##### PROVIDED DATA #####

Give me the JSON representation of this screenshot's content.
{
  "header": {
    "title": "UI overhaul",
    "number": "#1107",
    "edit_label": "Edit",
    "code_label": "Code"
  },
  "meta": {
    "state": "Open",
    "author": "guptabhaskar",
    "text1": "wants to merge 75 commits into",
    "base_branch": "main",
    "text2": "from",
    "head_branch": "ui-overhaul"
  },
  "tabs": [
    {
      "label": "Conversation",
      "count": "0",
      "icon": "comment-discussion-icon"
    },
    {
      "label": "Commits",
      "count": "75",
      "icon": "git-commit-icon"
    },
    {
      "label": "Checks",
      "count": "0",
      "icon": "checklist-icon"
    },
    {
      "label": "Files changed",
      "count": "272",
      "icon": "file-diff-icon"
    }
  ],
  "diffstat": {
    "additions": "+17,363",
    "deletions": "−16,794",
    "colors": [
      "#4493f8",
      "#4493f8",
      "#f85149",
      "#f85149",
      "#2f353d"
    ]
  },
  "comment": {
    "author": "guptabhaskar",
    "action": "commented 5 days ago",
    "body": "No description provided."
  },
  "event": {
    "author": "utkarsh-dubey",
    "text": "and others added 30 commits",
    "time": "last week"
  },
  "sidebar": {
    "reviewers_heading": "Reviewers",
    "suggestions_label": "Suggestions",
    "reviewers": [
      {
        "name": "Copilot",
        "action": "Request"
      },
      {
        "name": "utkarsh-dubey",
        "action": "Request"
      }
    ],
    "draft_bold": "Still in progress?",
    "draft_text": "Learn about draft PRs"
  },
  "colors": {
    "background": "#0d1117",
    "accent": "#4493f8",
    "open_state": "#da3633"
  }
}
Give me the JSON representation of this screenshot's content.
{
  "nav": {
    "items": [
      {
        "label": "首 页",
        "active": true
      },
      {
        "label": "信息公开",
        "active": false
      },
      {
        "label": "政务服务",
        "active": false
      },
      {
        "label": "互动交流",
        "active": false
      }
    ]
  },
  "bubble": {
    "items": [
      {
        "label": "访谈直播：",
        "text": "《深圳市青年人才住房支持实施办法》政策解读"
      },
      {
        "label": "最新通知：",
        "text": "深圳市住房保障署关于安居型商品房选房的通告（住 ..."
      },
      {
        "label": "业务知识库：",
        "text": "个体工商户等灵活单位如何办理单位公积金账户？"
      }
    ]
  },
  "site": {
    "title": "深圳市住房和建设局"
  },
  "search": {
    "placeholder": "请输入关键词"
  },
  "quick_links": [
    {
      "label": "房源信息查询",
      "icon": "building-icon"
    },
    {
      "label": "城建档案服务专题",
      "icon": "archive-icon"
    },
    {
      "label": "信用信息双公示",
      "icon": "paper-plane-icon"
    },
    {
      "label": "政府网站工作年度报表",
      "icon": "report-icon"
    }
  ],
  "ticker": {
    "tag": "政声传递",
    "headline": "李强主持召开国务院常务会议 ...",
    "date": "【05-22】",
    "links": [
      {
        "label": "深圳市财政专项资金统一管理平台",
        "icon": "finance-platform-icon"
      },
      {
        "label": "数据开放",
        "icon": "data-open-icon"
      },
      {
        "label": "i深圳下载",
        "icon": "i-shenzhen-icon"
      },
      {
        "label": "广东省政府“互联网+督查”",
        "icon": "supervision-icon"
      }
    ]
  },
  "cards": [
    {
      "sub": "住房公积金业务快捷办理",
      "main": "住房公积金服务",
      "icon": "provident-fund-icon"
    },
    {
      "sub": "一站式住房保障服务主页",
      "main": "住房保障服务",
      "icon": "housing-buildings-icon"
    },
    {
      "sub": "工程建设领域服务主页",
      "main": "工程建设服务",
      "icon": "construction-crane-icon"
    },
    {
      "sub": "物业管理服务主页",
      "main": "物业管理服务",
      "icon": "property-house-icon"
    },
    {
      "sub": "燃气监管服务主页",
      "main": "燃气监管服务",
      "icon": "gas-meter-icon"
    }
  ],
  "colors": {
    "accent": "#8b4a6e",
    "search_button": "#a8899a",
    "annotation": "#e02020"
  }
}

#####

All of the lines above must be returned exactly.

Give me the JSON representation of this screenshot's content.
{
  "header": {
    "title": "UI overhaul",
    "number": "#1107",
    "edit_label": "Edit",
    "code_label": "Code"
  },
  "meta": {
    "state": "Open",
    "author": "guptabhaskar",
    "text1": "wants to merge 75 commits into",
    "base_branch": "main",
    "text2": "from",
    "head_branch": "ui-overhaul"
  },
  "tabs": [
    {
      "label": "Conversation",
      "count": "0",
      "icon": "comment-discussion-icon"
    },
    {
      "label": "Commits",
      "count": "75",
      "icon": "git-commit-icon"
    },
    {
      "label": "Checks",
      "count": "0",
      "icon": "checklist-icon"
    },
    {
      "label": "Files changed",
      "count": "272",
      "icon": "file-diff-icon"
    }
  ],
  "diffstat": {
    "additions": "+17,363",
    "deletions": "−16,794",
    "colors": [
      "#4493f8",
      "#4493f8",
      "#f85149",
      "#f85149",
      "#2f353d"
    ]
  },
  "comment": {
    "author": "guptabhaskar",
    "action": "commented 5 days ago",
    "body": "No description provided."
  },
  "event": {
    "author": "utkarsh-dubey",
    "text": "and others added 30 commits",
    "time": "last week"
  },
  "sidebar": {
    "reviewers_heading": "Reviewers",
    "suggestions_label": "Suggestions",
    "reviewers": [
      {
        "name": "Copilot",
        "action": "Request"
      },
      {
        "name": "utkarsh-dubey",
        "action": "Request"
      }
    ],
    "draft_bold": "Still in progress?",
    "draft_text": "Learn about draft PRs"
  },
  "colors": {
    "background": "#0d1117",
    "accent": "#4493f8",
    "open_state": "#da3633"
  }
}
Give me the JSON representation of this screenshot's content.
{
  "nav": {
    "items": [
      {
        "label": "首 页",
        "active": true
      },
      {
        "label": "信息公开",
        "active": false
      },
      {
        "label": "政务服务",
        "active": false
      },
      {
        "label": "互动交流",
        "active": false
      }
    ]
  },
  "bubble": {
    "items": [
      {
        "label": "访谈直播：",
        "text": "《深圳市青年人才住房支持实施办法》政策解读"
      },
      {
        "label": "最新通知：",
        "text": "深圳市住房保障署关于安居型商品房选房的通告（住 ..."
      },
      {
        "label": "业务知识库：",
        "text": "个体工商户等灵活单位如何办理单位公积金账户？"
      }
    ]
  },
  "site": {
    "title": "深圳市住房和建设局"
  },
  "search": {
    "placeholder": "请输入关键词"
  },
  "quick_links": [
    {
      "label": "房源信息查询",
      "icon": "building-icon"
    },
    {
      "label": "城建档案服务专题",
      "icon": "archive-icon"
    },
    {
      "label": "信用信息双公示",
      "icon": "paper-plane-icon"
    },
    {
      "label": "政府网站工作年度报表",
      "icon": "report-icon"
    }
  ],
  "ticker": {
    "tag": "政声传递",
    "headline": "李强主持召开国务院常务会议 ...",
    "date": "【05-22】",
    "links": [
      {
        "label": "深圳市财政专项资金统一管理平台",
        "icon": "finance-platform-icon"
      },
      {
        "label": "数据开放",
        "icon": "data-open-icon"
      },
      {
        "label": "i深圳下载",
        "icon": "i-shenzhen-icon"
      },
      {
        "label": "广东省政府“互联网+督查”",
        "icon": "supervision-icon"
      }
    ]
  },
  "cards": [
    {
      "sub": "住房公积金业务快捷办理",
      "main": "住房公积金服务",
      "icon": "provident-fund-icon"
    },
    {
      "sub": "一站式住房保障服务主页",
      "main": "住房保障服务",
      "icon": "housing-buildings-icon"
    },
    {
      "sub": "工程建设领域服务主页",
      "main": "工程建设服务",
      "icon": "construction-crane-icon"
    },
    {
      "sub": "物业管理服务主页",
      "main": "物业管理服务",
      "icon": "property-house-icon"
    },
    {
      "sub": "燃气监管服务主页",
      "main": "燃气监管服务",
      "icon": "gas-meter-icon"
    }
  ],
  "colors": {
    "accent": "#8b4a6e",
    "search_button": "#a8899a",
    "annotation": "#e02020"
  }
}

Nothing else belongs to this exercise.